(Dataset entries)
------------------------------------------------------------------------
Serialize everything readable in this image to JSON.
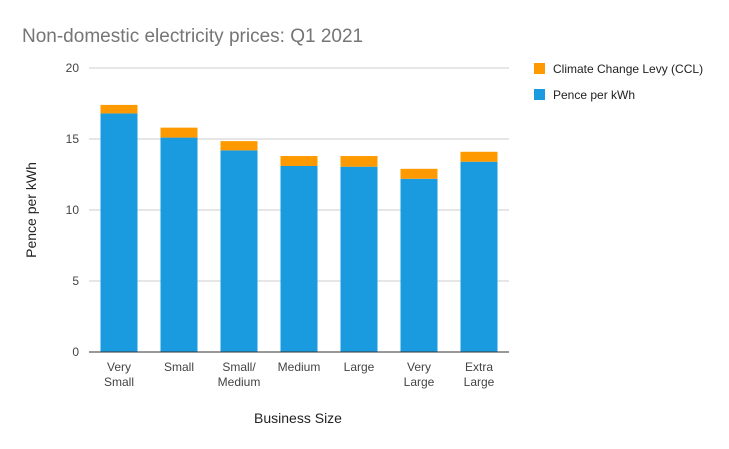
{
  "chart_data": {
    "type": "bar",
    "stacked": true,
    "title": "Non-domestic electricity prices: Q1 2021",
    "xlabel": "Business Size",
    "ylabel": "Pence per kWh",
    "ylim": [
      0,
      20
    ],
    "yticks": [
      0,
      5,
      10,
      15,
      20
    ],
    "grid": true,
    "legend_position": "right",
    "categories": [
      [
        "Very",
        "Small"
      ],
      [
        "Small"
      ],
      [
        "Small/",
        "Medium"
      ],
      [
        "Medium"
      ],
      [
        "Large"
      ],
      [
        "Very",
        "Large"
      ],
      [
        "Extra",
        "Large"
      ]
    ],
    "series": [
      {
        "name": "Pence per kWh",
        "color": "#1a9be0",
        "values": [
          16.8,
          15.1,
          14.2,
          13.1,
          13.05,
          12.2,
          13.4
        ]
      },
      {
        "name": "Climate Change Levy (CCL)",
        "color": "#ff9900",
        "values": [
          0.6,
          0.7,
          0.65,
          0.7,
          0.75,
          0.7,
          0.7
        ]
      }
    ],
    "legend_order": [
      1,
      0
    ]
  }
}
------------------------------------------------------------------------
**Exercise requirements:**
Quote the material exactly. Pictures stay out.

**The response:**
Serialize everything readable in this image to JSON.
{
  "chart_data": {
    "type": "bar",
    "stacked": true,
    "title": "Non-domestic electricity prices: Q1 2021",
    "xlabel": "Business Size",
    "ylabel": "Pence per kWh",
    "ylim": [
      0,
      20
    ],
    "yticks": [
      0,
      5,
      10,
      15,
      20
    ],
    "grid": true,
    "legend_position": "right",
    "categories": [
      [
        "Very",
        "Small"
      ],
      [
        "Small"
      ],
      [
        "Small/",
        "Medium"
      ],
      [
        "Medium"
      ],
      [
        "Large"
      ],
      [
        "Very",
        "Large"
      ],
      [
        "Extra",
        "Large"
      ]
    ],
    "series": [
      {
        "name": "Pence per kWh",
        "color": "#1a9be0",
        "values": [
          16.8,
          15.1,
          14.2,
          13.1,
          13.05,
          12.2,
          13.4
        ]
      },
      {
        "name": "Climate Change Levy (CCL)",
        "color": "#ff9900",
        "values": [
          0.6,
          0.7,
          0.65,
          0.7,
          0.75,
          0.7,
          0.7
        ]
      }
    ],
    "legend_order": [
      1,
      0
    ]
  }
}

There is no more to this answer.